*Provided data*
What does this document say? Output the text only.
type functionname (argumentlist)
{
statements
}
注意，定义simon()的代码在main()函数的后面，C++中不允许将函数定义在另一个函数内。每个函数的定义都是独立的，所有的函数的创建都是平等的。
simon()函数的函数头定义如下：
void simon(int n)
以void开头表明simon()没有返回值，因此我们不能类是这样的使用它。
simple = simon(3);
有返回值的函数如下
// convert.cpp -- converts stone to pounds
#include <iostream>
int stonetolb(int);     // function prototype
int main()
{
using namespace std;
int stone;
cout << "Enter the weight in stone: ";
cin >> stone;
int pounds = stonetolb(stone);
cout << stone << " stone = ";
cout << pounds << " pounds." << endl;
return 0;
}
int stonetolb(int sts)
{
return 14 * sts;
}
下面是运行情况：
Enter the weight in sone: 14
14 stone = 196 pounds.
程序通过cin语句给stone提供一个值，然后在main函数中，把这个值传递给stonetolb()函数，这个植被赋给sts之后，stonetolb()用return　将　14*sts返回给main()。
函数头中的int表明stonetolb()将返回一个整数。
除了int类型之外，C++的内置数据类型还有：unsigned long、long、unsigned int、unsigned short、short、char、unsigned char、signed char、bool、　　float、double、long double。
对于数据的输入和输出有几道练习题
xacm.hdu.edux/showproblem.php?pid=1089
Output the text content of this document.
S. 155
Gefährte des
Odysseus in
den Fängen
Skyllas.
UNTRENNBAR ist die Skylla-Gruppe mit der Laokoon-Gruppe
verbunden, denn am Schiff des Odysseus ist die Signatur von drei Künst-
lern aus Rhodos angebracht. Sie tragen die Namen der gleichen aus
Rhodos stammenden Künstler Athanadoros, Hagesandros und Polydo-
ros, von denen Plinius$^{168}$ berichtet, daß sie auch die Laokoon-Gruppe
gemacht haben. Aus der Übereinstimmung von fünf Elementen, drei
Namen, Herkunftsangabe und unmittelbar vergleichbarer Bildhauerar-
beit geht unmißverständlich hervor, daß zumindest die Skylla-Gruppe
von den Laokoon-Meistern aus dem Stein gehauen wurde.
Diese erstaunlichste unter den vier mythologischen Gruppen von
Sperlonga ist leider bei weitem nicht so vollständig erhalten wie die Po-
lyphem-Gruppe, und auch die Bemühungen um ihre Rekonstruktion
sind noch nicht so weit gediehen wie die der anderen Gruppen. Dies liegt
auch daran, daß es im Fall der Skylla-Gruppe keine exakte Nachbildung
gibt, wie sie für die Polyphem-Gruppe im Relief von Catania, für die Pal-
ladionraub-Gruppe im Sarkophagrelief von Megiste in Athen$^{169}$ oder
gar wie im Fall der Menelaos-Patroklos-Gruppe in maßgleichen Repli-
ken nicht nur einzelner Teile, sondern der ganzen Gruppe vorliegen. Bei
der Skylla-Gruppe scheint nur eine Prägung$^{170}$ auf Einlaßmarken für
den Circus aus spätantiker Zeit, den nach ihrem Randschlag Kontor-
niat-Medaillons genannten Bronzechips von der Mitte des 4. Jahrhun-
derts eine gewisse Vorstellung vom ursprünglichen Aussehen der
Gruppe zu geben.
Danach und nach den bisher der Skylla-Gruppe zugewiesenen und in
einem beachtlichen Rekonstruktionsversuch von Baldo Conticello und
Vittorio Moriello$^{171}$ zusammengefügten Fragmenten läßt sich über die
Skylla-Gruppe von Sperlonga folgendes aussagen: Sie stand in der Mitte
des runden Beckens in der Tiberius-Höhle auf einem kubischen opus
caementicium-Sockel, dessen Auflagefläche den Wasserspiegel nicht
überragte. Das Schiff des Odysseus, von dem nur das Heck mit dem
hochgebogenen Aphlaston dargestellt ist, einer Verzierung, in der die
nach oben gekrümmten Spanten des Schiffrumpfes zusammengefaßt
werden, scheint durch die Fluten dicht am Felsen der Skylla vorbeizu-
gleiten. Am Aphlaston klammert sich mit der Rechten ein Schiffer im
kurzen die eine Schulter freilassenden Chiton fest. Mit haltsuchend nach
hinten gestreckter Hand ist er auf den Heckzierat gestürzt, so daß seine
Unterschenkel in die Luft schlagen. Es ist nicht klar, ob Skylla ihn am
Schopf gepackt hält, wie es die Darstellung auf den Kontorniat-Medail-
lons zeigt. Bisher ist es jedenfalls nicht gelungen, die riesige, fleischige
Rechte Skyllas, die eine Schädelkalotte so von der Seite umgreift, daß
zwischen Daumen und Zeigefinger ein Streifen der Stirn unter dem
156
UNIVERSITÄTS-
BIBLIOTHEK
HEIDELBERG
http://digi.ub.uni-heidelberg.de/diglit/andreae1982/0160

*Requirement*
Please quote the records above exactly, without skipping a line.

*The reply*
What does this document say? Output the text only.
type functionname (argumentlist)
{
statements
}
注意，定义simon()的代码在main()函数的后面，C++中不允许将函数定义在另一个函数内。每个函数的定义都是独立的，所有的函数的创建都是平等的。
simon()函数的函数头定义如下：
void simon(int n)
以void开头表明simon()没有返回值，因此我们不能类是这样的使用它。
simple = simon(3);
有返回值的函数如下
// convert.cpp -- converts stone to pounds
#include <iostream>
int stonetolb(int);     // function prototype
int main()
{
using namespace std;
int stone;
cout << "Enter the weight in stone: ";
cin >> stone;
int pounds = stonetolb(stone);
cout << stone << " stone = ";
cout << pounds << " pounds." << endl;
return 0;
}
int stonetolb(int sts)
{
return 14 * sts;
}
下面是运行情况：
Enter the weight in sone: 14
14 stone = 196 pounds.
程序通过cin语句给stone提供一个值，然后在main函数中，把这个值传递给stonetolb()函数，这个植被赋给sts之后，stonetolb()用return　将　14*sts返回给main()。
函数头中的int表明stonetolb()将返回一个整数。
除了int类型之外，C++的内置数据类型还有：unsigned long、long、unsigned int、unsigned short、short、char、unsigned char、signed char、bool、　　float、double、long double。
对于数据的输入和输出有几道练习题
xacm.hdu.edux/showproblem.php?pid=1089
Output the text content of this document.
S. 155
Gefährte des
Odysseus in
den Fängen
Skyllas.
UNTRENNBAR ist die Skylla-Gruppe mit der Laokoon-Gruppe
verbunden, denn am Schiff des Odysseus ist die Signatur von drei Künst-
lern aus Rhodos angebracht. Sie tragen die Namen der gleichen aus
Rhodos stammenden Künstler Athanadoros, Hagesandros und Polydo-
ros, von denen Plinius$^{168}$ berichtet, daß sie auch die Laokoon-Gruppe
gemacht haben. Aus der Übereinstimmung von fünf Elementen, drei
Namen, Herkunftsangabe und unmittelbar vergleichbarer Bildhauerar-
beit geht unmißverständlich hervor, daß zumindest die Skylla-Gruppe
von den Laokoon-Meistern aus dem Stein gehauen wurde.
Diese erstaunlichste unter den vier mythologischen Gruppen von
Sperlonga ist leider bei weitem nicht so vollständig erhalten wie die Po-
lyphem-Gruppe, und auch die Bemühungen um ihre Rekonstruktion
sind noch nicht so weit gediehen wie die der anderen Gruppen. Dies liegt
auch daran, daß es im Fall der Skylla-Gruppe keine exakte Nachbildung
gibt, wie sie für die Polyphem-Gruppe im Relief von Catania, für die Pal-
ladionraub-Gruppe im Sarkophagrelief von Megiste in Athen$^{169}$ oder
gar wie im Fall der Menelaos-Patroklos-Gruppe in maßgleichen Repli-
ken nicht nur einzelner Teile, sondern der ganzen Gruppe vorliegen. Bei
der Skylla-Gruppe scheint nur eine Prägung$^{170}$ auf Einlaßmarken für
den Circus aus spätantiker Zeit, den nach ihrem Randschlag Kontor-
niat-Medaillons genannten Bronzechips von der Mitte des 4. Jahrhun-
derts eine gewisse Vorstellung vom ursprünglichen Aussehen der
Gruppe zu geben.
Danach und nach den bisher der Skylla-Gruppe zugewiesenen und in
einem beachtlichen Rekonstruktionsversuch von Baldo Conticello und
Vittorio Moriello$^{171}$ zusammengefügten Fragmenten läßt sich über die
Skylla-Gruppe von Sperlonga folgendes aussagen: Sie stand in der Mitte
des runden Beckens in der Tiberius-Höhle auf einem kubischen opus
caementicium-Sockel, dessen Auflagefläche den Wasserspiegel nicht
überragte. Das Schiff des Odysseus, von dem nur das Heck mit dem
hochgebogenen Aphlaston dargestellt ist, einer Verzierung, in der die
nach oben gekrümmten Spanten des Schiffrumpfes zusammengefaßt
werden, scheint durch die Fluten dicht am Felsen der Skylla vorbeizu-
gleiten. Am Aphlaston klammert sich mit der Rechten ein Schiffer im
kurzen die eine Schulter freilassenden Chiton fest. Mit haltsuchend nach
hinten gestreckter Hand ist er auf den Heckzierat gestürzt, so daß seine
Unterschenkel in die Luft schlagen. Es ist nicht klar, ob Skylla ihn am
Schopf gepackt hält, wie es die Darstellung auf den Kontorniat-Medail-
lons zeigt. Bisher ist es jedenfalls nicht gelungen, die riesige, fleischige
Rechte Skyllas, die eine Schädelkalotte so von der Seite umgreift, daß
zwischen Daumen und Zeigefinger ein Streifen der Stirn unter dem
156
UNIVERSITÄTS-
BIBLIOTHEK
HEIDELBERG
http://digi.ub.uni-heidelberg.de/diglit/andreae1982/0160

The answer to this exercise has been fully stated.